§ DIRECTIONS FOR THIS TASK: Repeat the records verbatim, starting at the line that contains "Extract all elements" and ending at the line that contains "scroll-down-icon[interactable]: ▼: [1190, 454, 1196, 463]".

§ RECORDS:
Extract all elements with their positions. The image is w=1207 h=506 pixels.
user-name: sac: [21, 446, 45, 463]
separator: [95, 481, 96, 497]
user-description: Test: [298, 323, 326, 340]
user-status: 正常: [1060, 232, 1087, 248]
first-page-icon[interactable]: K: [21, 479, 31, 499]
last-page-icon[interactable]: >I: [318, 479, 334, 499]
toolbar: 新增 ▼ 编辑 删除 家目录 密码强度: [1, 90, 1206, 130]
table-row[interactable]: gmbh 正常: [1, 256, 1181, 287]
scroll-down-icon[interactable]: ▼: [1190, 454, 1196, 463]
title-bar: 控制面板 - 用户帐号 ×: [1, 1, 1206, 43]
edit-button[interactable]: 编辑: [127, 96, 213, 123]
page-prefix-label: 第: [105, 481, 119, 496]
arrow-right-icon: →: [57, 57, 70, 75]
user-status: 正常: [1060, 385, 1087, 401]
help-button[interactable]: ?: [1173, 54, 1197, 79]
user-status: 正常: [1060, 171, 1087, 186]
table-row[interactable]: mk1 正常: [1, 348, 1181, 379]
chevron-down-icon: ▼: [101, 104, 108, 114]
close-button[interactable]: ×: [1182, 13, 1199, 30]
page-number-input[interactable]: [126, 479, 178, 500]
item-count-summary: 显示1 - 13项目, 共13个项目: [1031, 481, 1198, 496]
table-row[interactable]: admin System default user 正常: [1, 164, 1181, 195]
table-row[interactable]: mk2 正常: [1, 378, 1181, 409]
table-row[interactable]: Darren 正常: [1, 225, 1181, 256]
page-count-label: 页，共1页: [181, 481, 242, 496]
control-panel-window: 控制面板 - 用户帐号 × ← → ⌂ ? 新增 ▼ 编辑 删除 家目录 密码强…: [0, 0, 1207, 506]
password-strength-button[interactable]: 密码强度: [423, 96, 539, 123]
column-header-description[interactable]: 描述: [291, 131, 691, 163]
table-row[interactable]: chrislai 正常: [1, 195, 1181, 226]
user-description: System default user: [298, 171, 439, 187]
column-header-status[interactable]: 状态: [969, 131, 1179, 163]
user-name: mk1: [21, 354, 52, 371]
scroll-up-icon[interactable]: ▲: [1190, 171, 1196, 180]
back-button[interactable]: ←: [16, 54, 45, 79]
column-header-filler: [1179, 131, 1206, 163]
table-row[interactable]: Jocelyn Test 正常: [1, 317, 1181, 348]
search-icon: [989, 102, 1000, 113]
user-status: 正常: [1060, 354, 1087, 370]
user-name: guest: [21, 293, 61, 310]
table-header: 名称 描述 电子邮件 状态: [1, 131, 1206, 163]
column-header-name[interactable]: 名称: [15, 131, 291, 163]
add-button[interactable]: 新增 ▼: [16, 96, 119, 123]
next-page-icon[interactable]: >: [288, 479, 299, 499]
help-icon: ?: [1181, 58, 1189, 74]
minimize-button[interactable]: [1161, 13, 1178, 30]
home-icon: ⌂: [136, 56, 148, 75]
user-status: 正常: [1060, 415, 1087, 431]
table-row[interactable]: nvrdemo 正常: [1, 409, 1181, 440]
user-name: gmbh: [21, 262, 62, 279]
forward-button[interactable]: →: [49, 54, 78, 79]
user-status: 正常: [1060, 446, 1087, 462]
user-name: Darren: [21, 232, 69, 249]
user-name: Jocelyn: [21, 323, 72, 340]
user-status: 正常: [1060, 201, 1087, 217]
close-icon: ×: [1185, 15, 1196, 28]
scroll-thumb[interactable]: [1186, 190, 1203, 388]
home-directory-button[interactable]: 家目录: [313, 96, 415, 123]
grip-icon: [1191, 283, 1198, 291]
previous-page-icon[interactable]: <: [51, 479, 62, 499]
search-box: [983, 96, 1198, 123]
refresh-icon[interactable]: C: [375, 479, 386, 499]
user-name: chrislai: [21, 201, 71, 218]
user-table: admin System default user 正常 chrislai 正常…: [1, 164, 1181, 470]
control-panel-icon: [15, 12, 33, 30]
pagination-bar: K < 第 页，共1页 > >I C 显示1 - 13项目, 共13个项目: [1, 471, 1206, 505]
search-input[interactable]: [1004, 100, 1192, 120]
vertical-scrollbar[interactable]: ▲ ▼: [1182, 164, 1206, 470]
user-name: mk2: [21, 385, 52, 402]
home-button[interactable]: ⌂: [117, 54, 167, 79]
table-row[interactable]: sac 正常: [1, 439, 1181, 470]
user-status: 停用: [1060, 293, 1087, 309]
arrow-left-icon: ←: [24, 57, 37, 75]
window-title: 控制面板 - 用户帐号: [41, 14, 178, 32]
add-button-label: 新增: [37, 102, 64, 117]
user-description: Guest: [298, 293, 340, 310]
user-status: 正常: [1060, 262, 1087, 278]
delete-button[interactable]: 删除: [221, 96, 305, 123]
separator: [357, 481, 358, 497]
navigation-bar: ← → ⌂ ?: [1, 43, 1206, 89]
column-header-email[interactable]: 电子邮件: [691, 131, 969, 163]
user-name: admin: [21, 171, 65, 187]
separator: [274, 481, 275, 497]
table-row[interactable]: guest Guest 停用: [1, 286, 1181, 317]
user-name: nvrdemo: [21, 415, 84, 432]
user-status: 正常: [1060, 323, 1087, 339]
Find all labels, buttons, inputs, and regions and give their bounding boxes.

...

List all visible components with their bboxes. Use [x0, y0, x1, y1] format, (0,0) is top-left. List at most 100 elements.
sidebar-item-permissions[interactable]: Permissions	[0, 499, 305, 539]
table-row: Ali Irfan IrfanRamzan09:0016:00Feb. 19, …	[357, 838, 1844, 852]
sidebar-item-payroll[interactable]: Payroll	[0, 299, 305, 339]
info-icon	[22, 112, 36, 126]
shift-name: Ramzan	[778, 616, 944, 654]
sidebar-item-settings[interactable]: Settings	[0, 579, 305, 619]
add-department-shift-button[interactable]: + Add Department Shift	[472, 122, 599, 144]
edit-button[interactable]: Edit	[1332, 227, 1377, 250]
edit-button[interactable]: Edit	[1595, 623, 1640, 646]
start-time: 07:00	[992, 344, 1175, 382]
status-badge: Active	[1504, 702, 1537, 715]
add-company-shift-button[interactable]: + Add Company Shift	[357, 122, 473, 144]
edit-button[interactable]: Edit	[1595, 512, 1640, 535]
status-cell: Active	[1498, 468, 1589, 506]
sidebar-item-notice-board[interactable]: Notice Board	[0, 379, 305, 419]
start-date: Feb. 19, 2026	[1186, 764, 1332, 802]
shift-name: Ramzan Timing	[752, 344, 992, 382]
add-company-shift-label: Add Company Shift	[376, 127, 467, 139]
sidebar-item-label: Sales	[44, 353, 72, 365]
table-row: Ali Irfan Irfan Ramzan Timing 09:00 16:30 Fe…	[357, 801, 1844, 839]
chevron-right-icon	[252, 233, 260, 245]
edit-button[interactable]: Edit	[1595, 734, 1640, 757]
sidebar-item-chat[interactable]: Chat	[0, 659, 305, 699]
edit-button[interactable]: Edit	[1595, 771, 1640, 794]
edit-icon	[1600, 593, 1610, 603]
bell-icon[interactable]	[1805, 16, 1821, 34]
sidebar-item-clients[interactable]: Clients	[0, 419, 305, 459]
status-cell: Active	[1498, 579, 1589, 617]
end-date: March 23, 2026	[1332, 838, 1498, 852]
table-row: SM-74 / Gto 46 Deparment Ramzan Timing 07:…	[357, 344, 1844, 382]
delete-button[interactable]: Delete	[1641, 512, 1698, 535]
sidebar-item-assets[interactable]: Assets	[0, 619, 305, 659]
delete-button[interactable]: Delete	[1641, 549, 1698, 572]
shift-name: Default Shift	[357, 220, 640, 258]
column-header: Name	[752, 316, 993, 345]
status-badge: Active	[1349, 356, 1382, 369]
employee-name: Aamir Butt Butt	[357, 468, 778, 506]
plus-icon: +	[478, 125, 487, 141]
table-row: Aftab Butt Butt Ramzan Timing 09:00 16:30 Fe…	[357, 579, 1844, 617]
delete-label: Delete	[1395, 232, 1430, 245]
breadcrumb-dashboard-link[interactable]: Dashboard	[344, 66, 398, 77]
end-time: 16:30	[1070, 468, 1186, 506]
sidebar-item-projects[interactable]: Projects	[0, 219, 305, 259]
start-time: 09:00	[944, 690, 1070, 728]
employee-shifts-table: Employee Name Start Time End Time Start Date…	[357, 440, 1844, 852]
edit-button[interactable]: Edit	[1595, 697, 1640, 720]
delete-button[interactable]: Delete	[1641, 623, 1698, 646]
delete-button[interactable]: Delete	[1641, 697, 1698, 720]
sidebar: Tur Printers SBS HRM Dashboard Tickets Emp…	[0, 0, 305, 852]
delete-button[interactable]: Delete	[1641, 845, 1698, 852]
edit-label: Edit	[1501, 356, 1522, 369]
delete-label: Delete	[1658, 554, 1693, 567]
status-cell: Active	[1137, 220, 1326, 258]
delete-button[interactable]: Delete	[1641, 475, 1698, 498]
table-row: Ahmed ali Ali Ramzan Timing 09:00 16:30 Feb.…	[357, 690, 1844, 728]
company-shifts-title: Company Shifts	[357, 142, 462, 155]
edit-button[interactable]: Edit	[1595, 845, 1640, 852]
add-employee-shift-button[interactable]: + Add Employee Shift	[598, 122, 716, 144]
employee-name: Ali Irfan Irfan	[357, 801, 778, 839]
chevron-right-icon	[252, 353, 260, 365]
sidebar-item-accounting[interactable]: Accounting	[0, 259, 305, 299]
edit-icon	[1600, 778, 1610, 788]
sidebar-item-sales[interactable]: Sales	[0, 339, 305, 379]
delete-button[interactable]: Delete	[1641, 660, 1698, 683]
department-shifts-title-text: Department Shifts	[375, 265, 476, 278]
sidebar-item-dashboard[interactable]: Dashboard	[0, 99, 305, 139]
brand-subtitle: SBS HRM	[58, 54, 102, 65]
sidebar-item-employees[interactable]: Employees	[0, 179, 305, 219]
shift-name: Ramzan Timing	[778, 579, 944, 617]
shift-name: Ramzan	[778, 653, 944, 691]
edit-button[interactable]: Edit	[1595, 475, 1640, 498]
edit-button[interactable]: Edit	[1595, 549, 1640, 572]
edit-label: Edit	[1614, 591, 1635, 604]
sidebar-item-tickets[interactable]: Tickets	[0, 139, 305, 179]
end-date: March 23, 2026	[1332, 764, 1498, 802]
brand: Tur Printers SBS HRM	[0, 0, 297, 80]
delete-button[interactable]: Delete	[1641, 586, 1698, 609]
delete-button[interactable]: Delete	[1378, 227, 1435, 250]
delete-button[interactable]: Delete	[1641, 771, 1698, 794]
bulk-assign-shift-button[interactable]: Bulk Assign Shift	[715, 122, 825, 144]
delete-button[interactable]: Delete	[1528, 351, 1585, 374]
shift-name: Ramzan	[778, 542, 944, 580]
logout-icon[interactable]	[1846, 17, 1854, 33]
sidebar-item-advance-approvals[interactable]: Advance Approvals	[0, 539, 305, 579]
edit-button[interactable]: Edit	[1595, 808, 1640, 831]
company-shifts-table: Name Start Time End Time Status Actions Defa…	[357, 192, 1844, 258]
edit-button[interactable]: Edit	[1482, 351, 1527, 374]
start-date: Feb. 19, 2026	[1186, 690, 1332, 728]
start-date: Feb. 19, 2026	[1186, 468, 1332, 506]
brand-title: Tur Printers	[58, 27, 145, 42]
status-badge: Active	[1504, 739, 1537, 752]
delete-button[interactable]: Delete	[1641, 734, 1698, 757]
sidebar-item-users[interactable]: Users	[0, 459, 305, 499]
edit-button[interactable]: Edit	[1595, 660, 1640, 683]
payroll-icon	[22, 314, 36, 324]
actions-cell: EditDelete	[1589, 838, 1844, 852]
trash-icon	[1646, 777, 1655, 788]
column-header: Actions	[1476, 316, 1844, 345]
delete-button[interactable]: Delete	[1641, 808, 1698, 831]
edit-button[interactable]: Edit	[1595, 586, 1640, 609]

==

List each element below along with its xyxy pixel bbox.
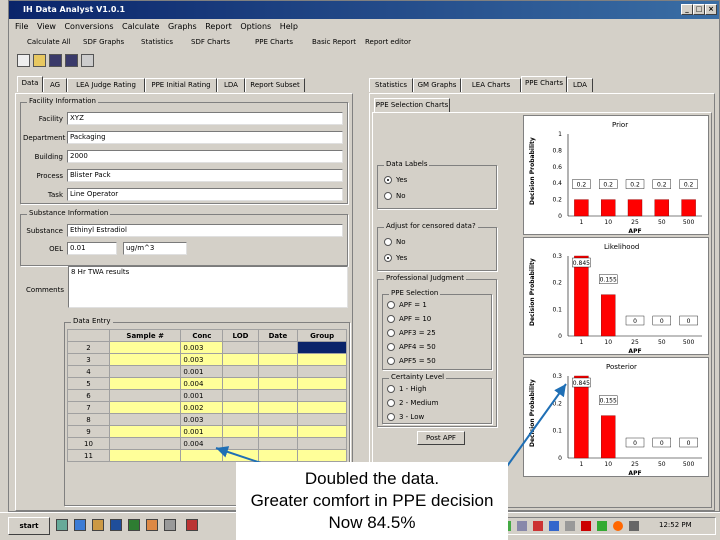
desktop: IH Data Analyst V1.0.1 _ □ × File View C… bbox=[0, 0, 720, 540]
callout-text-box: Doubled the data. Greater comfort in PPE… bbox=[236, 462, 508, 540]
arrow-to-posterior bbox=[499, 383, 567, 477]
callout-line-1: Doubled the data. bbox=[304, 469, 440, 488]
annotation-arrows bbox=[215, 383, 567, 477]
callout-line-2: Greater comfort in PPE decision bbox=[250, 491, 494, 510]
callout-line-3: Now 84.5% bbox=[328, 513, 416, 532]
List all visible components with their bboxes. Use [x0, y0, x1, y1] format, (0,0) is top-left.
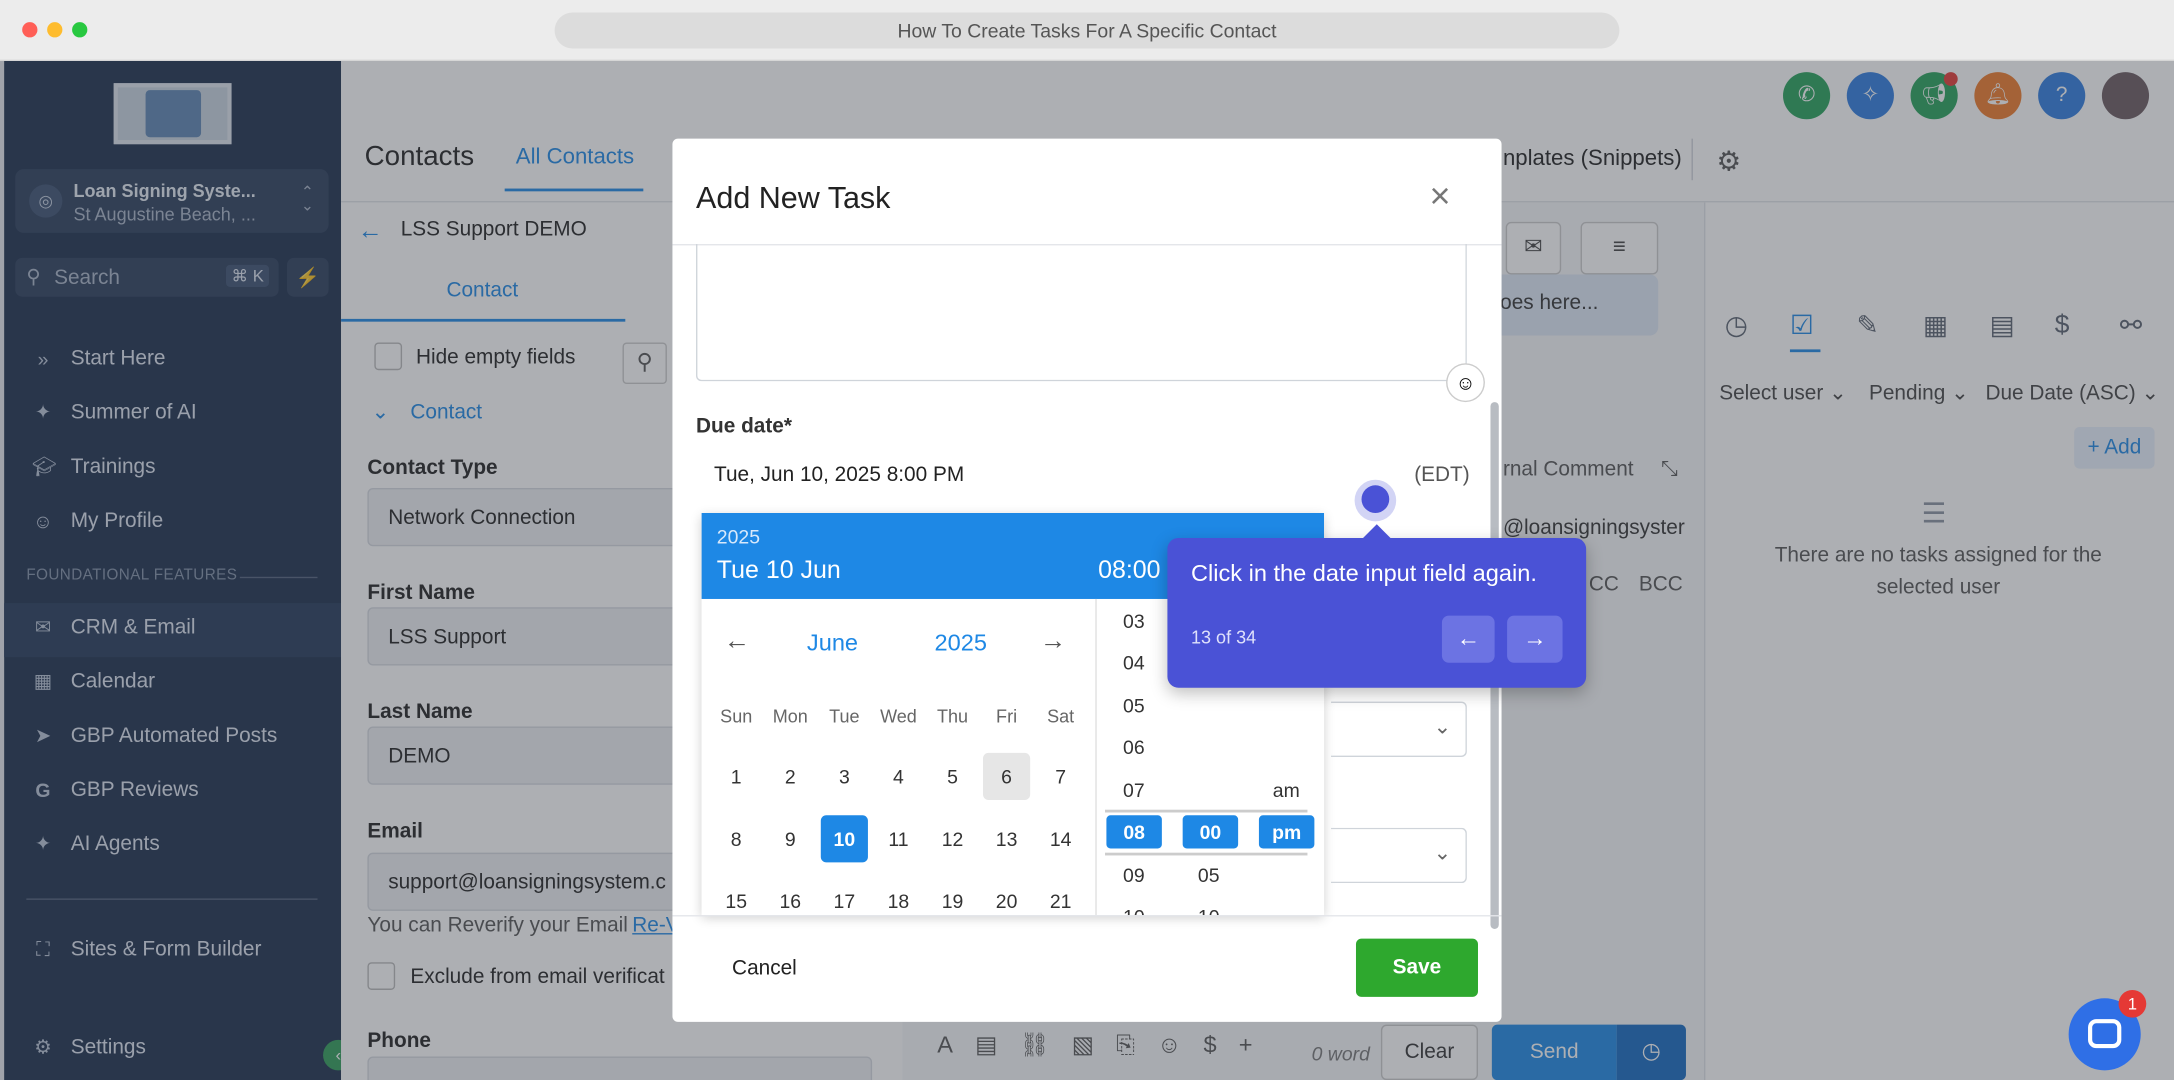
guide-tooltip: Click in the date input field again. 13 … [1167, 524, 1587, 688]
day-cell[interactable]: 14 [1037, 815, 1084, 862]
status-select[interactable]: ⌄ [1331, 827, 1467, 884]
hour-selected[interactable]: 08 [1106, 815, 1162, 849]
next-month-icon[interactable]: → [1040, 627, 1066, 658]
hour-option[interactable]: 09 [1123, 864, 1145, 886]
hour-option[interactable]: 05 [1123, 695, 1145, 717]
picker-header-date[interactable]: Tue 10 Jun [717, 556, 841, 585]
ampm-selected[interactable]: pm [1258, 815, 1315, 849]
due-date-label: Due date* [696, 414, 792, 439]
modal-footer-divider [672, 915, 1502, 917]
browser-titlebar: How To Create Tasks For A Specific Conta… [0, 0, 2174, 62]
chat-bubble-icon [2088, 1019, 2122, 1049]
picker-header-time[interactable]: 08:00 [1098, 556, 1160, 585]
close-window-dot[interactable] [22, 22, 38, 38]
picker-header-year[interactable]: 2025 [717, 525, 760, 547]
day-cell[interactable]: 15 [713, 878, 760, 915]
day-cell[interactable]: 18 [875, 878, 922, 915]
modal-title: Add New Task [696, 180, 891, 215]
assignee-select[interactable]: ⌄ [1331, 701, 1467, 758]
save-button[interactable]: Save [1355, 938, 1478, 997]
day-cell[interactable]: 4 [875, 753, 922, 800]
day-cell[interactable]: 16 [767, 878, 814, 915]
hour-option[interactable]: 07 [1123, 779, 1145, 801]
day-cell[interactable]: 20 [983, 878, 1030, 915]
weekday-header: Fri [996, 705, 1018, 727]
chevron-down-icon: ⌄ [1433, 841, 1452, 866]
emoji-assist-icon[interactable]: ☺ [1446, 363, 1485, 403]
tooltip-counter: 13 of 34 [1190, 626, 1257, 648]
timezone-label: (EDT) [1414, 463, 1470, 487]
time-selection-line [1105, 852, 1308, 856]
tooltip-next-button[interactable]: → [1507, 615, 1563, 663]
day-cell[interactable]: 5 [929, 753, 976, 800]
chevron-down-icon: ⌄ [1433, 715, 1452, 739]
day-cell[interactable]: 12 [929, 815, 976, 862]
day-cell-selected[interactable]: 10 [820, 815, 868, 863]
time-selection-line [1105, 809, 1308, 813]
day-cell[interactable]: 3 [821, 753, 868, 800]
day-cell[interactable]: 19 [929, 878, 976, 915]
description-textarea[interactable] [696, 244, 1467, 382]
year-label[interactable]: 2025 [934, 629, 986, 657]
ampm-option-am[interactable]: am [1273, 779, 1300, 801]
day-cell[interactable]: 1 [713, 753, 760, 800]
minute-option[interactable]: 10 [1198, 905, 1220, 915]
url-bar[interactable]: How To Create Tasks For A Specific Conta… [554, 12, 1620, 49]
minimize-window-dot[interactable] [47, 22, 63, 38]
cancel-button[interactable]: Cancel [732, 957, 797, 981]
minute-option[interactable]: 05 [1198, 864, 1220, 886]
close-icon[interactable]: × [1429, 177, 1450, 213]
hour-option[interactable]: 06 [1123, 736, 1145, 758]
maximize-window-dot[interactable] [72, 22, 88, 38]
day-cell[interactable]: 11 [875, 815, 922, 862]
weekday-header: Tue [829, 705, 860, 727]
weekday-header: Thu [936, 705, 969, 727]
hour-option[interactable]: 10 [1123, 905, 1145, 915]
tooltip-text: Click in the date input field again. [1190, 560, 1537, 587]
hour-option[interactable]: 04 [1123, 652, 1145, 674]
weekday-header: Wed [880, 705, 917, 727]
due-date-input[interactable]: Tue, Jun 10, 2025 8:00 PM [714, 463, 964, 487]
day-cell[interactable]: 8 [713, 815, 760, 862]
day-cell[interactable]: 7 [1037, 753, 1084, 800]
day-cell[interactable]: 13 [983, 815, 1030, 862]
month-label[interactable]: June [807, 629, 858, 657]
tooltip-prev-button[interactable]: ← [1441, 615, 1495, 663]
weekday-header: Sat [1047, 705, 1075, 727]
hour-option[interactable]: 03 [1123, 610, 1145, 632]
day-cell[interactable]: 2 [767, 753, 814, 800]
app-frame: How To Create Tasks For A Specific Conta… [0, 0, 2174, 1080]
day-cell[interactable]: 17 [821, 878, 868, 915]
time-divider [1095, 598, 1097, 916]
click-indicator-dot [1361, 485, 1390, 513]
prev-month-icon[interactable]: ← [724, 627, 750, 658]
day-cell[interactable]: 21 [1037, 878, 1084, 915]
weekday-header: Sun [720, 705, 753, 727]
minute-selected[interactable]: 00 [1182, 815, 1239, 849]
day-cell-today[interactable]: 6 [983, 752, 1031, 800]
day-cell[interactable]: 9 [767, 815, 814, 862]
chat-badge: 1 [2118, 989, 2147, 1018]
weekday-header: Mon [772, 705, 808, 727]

§ ANSWER TO THIS PROBLEM:
Extract all elements with their positions. The image is w=1207 h=506 pixels.
user-name: sac: [21, 446, 45, 463]
separator: [95, 481, 96, 497]
user-description: Test: [298, 323, 326, 340]
user-status: 正常: [1060, 232, 1087, 248]
first-page-icon[interactable]: K: [21, 479, 31, 499]
last-page-icon[interactable]: >I: [318, 479, 334, 499]
toolbar: 新增 ▼ 编辑 删除 家目录 密码强度: [1, 90, 1206, 130]
table-row[interactable]: gmbh 正常: [1, 256, 1181, 287]
scroll-down-icon[interactable]: ▼: [1190, 454, 1196, 463]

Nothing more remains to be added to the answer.